(Task prompt): Print the records again, character for character.

(Data to use):
>> start
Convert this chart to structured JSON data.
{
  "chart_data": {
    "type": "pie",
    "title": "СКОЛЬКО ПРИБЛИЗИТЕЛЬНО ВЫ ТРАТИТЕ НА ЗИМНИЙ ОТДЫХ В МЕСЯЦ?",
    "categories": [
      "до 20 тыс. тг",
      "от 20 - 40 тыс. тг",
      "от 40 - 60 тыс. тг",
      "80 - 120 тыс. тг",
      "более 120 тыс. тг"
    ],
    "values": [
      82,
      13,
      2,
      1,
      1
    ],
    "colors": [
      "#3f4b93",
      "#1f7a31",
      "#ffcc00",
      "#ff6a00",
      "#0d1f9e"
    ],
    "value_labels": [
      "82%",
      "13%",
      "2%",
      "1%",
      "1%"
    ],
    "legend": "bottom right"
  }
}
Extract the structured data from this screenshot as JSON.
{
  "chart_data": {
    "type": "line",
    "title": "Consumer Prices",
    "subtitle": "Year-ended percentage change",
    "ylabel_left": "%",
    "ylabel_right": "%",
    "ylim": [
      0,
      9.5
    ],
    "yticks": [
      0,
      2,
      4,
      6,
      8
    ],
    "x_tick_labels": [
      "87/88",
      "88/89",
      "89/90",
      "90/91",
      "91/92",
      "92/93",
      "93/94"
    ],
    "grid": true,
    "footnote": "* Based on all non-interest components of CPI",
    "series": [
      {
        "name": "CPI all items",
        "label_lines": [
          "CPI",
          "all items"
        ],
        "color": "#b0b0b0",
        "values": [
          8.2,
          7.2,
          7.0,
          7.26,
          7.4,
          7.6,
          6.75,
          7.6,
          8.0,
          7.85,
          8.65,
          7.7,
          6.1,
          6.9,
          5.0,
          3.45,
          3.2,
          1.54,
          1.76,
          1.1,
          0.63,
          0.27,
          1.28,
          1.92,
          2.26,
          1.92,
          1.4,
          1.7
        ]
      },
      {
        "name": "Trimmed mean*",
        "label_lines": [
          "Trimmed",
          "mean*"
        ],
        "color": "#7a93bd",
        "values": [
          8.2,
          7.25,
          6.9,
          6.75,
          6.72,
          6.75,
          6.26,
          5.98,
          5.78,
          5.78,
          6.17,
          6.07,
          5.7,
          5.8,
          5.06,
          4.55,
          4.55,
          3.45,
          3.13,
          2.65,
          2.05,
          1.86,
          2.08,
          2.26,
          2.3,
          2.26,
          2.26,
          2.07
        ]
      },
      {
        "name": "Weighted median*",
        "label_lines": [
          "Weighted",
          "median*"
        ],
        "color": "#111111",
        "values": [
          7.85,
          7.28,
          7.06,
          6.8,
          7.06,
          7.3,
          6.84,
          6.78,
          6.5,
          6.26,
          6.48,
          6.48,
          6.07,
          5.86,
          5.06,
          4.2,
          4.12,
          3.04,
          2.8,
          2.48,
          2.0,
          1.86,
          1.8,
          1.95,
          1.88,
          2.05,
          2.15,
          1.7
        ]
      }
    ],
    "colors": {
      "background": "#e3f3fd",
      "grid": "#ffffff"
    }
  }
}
>> end
(Task result):
Convert this chart to structured JSON data.
{
  "chart_data": {
    "type": "pie",
    "title": "СКОЛЬКО ПРИБЛИЗИТЕЛЬНО ВЫ ТРАТИТЕ НА ЗИМНИЙ ОТДЫХ В МЕСЯЦ?",
    "categories": [
      "до 20 тыс. тг",
      "от 20 - 40 тыс. тг",
      "от 40 - 60 тыс. тг",
      "80 - 120 тыс. тг",
      "более 120 тыс. тг"
    ],
    "values": [
      82,
      13,
      2,
      1,
      1
    ],
    "colors": [
      "#3f4b93",
      "#1f7a31",
      "#ffcc00",
      "#ff6a00",
      "#0d1f9e"
    ],
    "value_labels": [
      "82%",
      "13%",
      "2%",
      "1%",
      "1%"
    ],
    "legend": "bottom right"
  }
}
Extract the structured data from this screenshot as JSON.
{
  "chart_data": {
    "type": "line",
    "title": "Consumer Prices",
    "subtitle": "Year-ended percentage change",
    "ylabel_left": "%",
    "ylabel_right": "%",
    "ylim": [
      0,
      9.5
    ],
    "yticks": [
      0,
      2,
      4,
      6,
      8
    ],
    "x_tick_labels": [
      "87/88",
      "88/89",
      "89/90",
      "90/91",
      "91/92",
      "92/93",
      "93/94"
    ],
    "grid": true,
    "footnote": "* Based on all non-interest components of CPI",
    "series": [
      {
        "name": "CPI all items",
        "label_lines": [
          "CPI",
          "all items"
        ],
        "color": "#b0b0b0",
        "values": [
          8.2,
          7.2,
          7.0,
          7.26,
          7.4,
          7.6,
          6.75,
          7.6,
          8.0,
          7.85,
          8.65,
          7.7,
          6.1,
          6.9,
          5.0,
          3.45,
          3.2,
          1.54,
          1.76,
          1.1,
          0.63,
          0.27,
          1.28,
          1.92,
          2.26,
          1.92,
          1.4,
          1.7
        ]
      },
      {
        "name": "Trimmed mean*",
        "label_lines": [
          "Trimmed",
          "mean*"
        ],
        "color": "#7a93bd",
        "values": [
          8.2,
          7.25,
          6.9,
          6.75,
          6.72,
          6.75,
          6.26,
          5.98,
          5.78,
          5.78,
          6.17,
          6.07,
          5.7,
          5.8,
          5.06,
          4.55,
          4.55,
          3.45,
          3.13,
          2.65,
          2.05,
          1.86,
          2.08,
          2.26,
          2.3,
          2.26,
          2.26,
          2.07
        ]
      },
      {
        "name": "Weighted median*",
        "label_lines": [
          "Weighted",
          "median*"
        ],
        "color": "#111111",
        "values": [
          7.85,
          7.28,
          7.06,
          6.8,
          7.06,
          7.3,
          6.84,
          6.78,
          6.5,
          6.26,
          6.48,
          6.48,
          6.07,
          5.86,
          5.06,
          4.2,
          4.12,
          3.04,
          2.8,
          2.48,
          2.0,
          1.86,
          1.8,
          1.95,
          1.88,
          2.05,
          2.15,
          1.7
        ]
      }
    ],
    "colors": {
      "background": "#e3f3fd",
      "grid": "#ffffff"
    }
  }
}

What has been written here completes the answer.